**RECORDS TO USE**.
..............................

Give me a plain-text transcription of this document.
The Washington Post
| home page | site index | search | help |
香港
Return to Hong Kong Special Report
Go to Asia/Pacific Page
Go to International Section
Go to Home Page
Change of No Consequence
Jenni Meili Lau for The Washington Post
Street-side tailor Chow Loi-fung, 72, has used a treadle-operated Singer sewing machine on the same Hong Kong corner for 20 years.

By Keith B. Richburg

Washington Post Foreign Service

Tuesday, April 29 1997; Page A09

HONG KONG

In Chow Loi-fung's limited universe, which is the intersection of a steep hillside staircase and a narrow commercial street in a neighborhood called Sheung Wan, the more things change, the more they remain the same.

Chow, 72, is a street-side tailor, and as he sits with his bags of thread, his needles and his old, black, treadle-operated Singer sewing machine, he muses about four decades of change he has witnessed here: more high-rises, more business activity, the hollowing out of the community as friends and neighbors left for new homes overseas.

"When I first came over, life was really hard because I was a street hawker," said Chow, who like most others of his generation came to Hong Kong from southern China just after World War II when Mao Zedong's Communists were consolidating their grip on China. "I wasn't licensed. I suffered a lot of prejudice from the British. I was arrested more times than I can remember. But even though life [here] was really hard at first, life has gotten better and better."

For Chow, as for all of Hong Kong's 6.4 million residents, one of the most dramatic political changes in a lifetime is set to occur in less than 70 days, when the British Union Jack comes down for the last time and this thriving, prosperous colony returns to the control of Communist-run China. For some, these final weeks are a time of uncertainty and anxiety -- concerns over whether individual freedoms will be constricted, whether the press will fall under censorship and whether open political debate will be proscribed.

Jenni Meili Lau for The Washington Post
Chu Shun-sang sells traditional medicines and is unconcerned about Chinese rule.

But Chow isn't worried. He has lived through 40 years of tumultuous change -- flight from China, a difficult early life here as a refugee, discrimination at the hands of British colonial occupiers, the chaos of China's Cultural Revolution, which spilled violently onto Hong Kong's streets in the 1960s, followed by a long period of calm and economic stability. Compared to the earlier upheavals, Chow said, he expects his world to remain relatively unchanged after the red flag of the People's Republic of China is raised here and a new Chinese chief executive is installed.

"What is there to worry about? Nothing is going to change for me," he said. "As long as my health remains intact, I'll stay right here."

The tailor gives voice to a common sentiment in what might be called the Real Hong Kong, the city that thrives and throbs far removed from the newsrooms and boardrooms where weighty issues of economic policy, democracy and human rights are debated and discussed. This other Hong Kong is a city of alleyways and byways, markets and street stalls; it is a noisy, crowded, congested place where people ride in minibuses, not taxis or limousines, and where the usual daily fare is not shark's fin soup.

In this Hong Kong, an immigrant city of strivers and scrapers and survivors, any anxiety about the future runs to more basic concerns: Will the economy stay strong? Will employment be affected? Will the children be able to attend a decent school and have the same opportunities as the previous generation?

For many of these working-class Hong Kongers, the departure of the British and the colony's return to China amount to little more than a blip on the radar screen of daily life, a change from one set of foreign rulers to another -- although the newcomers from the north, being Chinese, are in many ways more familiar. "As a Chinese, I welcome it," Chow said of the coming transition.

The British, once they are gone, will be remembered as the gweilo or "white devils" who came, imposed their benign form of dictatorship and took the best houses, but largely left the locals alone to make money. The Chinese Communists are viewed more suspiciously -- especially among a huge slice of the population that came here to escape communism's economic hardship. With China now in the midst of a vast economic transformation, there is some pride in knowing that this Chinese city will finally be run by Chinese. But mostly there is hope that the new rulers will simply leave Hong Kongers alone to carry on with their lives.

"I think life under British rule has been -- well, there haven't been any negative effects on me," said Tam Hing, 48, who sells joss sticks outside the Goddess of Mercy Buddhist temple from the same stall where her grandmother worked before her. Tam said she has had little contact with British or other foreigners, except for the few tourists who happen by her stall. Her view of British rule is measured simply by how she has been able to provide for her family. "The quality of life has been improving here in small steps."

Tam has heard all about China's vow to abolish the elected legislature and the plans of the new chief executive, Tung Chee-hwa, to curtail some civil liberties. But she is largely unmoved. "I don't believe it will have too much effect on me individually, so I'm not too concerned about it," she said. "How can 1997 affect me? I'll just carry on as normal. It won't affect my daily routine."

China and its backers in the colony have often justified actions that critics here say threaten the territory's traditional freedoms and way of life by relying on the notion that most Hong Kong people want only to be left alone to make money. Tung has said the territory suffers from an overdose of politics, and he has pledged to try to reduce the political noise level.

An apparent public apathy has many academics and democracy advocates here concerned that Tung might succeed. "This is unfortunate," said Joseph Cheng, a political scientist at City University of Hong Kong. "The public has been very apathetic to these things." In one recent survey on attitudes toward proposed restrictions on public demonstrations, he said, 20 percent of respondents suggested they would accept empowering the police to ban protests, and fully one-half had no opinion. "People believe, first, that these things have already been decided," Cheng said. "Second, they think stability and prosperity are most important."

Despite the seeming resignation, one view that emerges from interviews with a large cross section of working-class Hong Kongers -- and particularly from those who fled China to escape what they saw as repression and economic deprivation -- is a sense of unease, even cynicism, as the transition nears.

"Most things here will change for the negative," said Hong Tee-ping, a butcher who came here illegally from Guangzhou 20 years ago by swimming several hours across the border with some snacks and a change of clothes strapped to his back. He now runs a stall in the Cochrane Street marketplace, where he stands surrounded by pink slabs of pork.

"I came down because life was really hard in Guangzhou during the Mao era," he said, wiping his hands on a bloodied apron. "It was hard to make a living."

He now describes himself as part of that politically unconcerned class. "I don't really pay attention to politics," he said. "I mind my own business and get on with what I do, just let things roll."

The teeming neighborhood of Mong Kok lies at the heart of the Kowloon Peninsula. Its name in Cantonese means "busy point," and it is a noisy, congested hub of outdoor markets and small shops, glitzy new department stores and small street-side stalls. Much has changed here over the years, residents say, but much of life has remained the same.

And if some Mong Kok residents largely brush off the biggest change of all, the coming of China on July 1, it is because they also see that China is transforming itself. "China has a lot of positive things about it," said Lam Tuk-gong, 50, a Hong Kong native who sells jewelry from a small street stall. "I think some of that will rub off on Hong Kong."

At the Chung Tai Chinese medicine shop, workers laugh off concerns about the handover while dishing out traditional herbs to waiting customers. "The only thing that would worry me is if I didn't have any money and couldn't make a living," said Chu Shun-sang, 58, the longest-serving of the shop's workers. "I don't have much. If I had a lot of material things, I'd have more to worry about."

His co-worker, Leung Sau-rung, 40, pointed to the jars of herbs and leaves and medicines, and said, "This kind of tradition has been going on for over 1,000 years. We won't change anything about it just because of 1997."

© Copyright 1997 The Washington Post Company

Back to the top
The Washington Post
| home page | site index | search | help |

..............................

**EXERCISE PROMPT**. Please reproduce every line of the material word for word.

**RESPONSE TO THIS EXERCISE**.
Give me a plain-text transcription of this document.
The Washington Post
| home page | site index | search | help |
香港
Return to Hong Kong Special Report
Go to Asia/Pacific Page
Go to International Section
Go to Home Page
Change of No Consequence
Jenni Meili Lau for The Washington Post
Street-side tailor Chow Loi-fung, 72, has used a treadle-operated Singer sewing machine on the same Hong Kong corner for 20 years.

By Keith B. Richburg

Washington Post Foreign Service

Tuesday, April 29 1997; Page A09

HONG KONG

In Chow Loi-fung's limited universe, which is the intersection of a steep hillside staircase and a narrow commercial street in a neighborhood called Sheung Wan, the more things change, the more they remain the same.

Chow, 72, is a street-side tailor, and as he sits with his bags of thread, his needles and his old, black, treadle-operated Singer sewing machine, he muses about four decades of change he has witnessed here: more high-rises, more business activity, the hollowing out of the community as friends and neighbors left for new homes overseas.

"When I first came over, life was really hard because I was a street hawker," said Chow, who like most others of his generation came to Hong Kong from southern China just after World War II when Mao Zedong's Communists were consolidating their grip on China. "I wasn't licensed. I suffered a lot of prejudice from the British. I was arrested more times than I can remember. But even though life [here] was really hard at first, life has gotten better and better."

For Chow, as for all of Hong Kong's 6.4 million residents, one of the most dramatic political changes in a lifetime is set to occur in less than 70 days, when the British Union Jack comes down for the last time and this thriving, prosperous colony returns to the control of Communist-run China. For some, these final weeks are a time of uncertainty and anxiety -- concerns over whether individual freedoms will be constricted, whether the press will fall under censorship and whether open political debate will be proscribed.

Jenni Meili Lau for The Washington Post
Chu Shun-sang sells traditional medicines and is unconcerned about Chinese rule.

But Chow isn't worried. He has lived through 40 years of tumultuous change -- flight from China, a difficult early life here as a refugee, discrimination at the hands of British colonial occupiers, the chaos of China's Cultural Revolution, which spilled violently onto Hong Kong's streets in the 1960s, followed by a long period of calm and economic stability. Compared to the earlier upheavals, Chow said, he expects his world to remain relatively unchanged after the red flag of the People's Republic of China is raised here and a new Chinese chief executive is installed.

"What is there to worry about? Nothing is going to change for me," he said. "As long as my health remains intact, I'll stay right here."

The tailor gives voice to a common sentiment in what might be called the Real Hong Kong, the city that thrives and throbs far removed from the newsrooms and boardrooms where weighty issues of economic policy, democracy and human rights are debated and discussed. This other Hong Kong is a city of alleyways and byways, markets and street stalls; it is a noisy, crowded, congested place where people ride in minibuses, not taxis or limousines, and where the usual daily fare is not shark's fin soup.

In this Hong Kong, an immigrant city of strivers and scrapers and survivors, any anxiety about the future runs to more basic concerns: Will the economy stay strong? Will employment be affected? Will the children be able to attend a decent school and have the same opportunities as the previous generation?

For many of these working-class Hong Kongers, the departure of the British and the colony's return to China amount to little more than a blip on the radar screen of daily life, a change from one set of foreign rulers to another -- although the newcomers from the north, being Chinese, are in many ways more familiar. "As a Chinese, I welcome it," Chow said of the coming transition.

The British, once they are gone, will be remembered as the gweilo or "white devils" who came, imposed their benign form of dictatorship and took the best houses, but largely left the locals alone to make money. The Chinese Communists are viewed more suspiciously -- especially among a huge slice of the population that came here to escape communism's economic hardship. With China now in the midst of a vast economic transformation, there is some pride in knowing that this Chinese city will finally be run by Chinese. But mostly there is hope that the new rulers will simply leave Hong Kongers alone to carry on with their lives.

"I think life under British rule has been -- well, there haven't been any negative effects on me," said Tam Hing, 48, who sells joss sticks outside the Goddess of Mercy Buddhist temple from the same stall where her grandmother worked before her. Tam said she has had little contact with British or other foreigners, except for the few tourists who happen by her stall. Her view of British rule is measured simply by how she has been able to provide for her family. "The quality of life has been improving here in small steps."

Tam has heard all about China's vow to abolish the elected legislature and the plans of the new chief executive, Tung Chee-hwa, to curtail some civil liberties. But she is largely unmoved. "I don't believe it will have too much effect on me individually, so I'm not too concerned about it," she said. "How can 1997 affect me? I'll just carry on as normal. It won't affect my daily routine."

China and its backers in the colony have often justified actions that critics here say threaten the territory's traditional freedoms and way of life by relying on the notion that most Hong Kong people want only to be left alone to make money. Tung has said the territory suffers from an overdose of politics, and he has pledged to try to reduce the political noise level.

An apparent public apathy has many academics and democracy advocates here concerned that Tung might succeed. "This is unfortunate," said Joseph Cheng, a political scientist at City University of Hong Kong. "The public has been very apathetic to these things." In one recent survey on attitudes toward proposed restrictions on public demonstrations, he said, 20 percent of respondents suggested they would accept empowering the police to ban protests, and fully one-half had no opinion. "People believe, first, that these things have already been decided," Cheng said. "Second, they think stability and prosperity are most important."

Despite the seeming resignation, one view that emerges from interviews with a large cross section of working-class Hong Kongers -- and particularly from those who fled China to escape what they saw as repression and economic deprivation -- is a sense of unease, even cynicism, as the transition nears.

"Most things here will change for the negative," said Hong Tee-ping, a butcher who came here illegally from Guangzhou 20 years ago by swimming several hours across the border with some snacks and a change of clothes strapped to his back. He now runs a stall in the Cochrane Street marketplace, where he stands surrounded by pink slabs of pork.

"I came down because life was really hard in Guangzhou during the Mao era," he said, wiping his hands on a bloodied apron. "It was hard to make a living."

He now describes himself as part of that politically unconcerned class. "I don't really pay attention to politics," he said. "I mind my own business and get on with what I do, just let things roll."

The teeming neighborhood of Mong Kok lies at the heart of the Kowloon Peninsula. Its name in Cantonese means "busy point," and it is a noisy, congested hub of outdoor markets and small shops, glitzy new department stores and small street-side stalls. Much has changed here over the years, residents say, but much of life has remained the same.

And if some Mong Kok residents largely brush off the biggest change of all, the coming of China on July 1, it is because they also see that China is transforming itself. "China has a lot of positive things about it," said Lam Tuk-gong, 50, a Hong Kong native who sells jewelry from a small street stall. "I think some of that will rub off on Hong Kong."

At the Chung Tai Chinese medicine shop, workers laugh off concerns about the handover while dishing out traditional herbs to waiting customers. "The only thing that would worry me is if I didn't have any money and couldn't make a living," said Chu Shun-sang, 58, the longest-serving of the shop's workers. "I don't have much. If I had a lot of material things, I'd have more to worry about."

His co-worker, Leung Sau-rung, 40, pointed to the jars of herbs and leaves and medicines, and said, "This kind of tradition has been going on for over 1,000 years. We won't change anything about it just because of 1997."

© Copyright 1997 The Washington Post Company

Back to the top
The Washington Post
| home page | site index | search | help |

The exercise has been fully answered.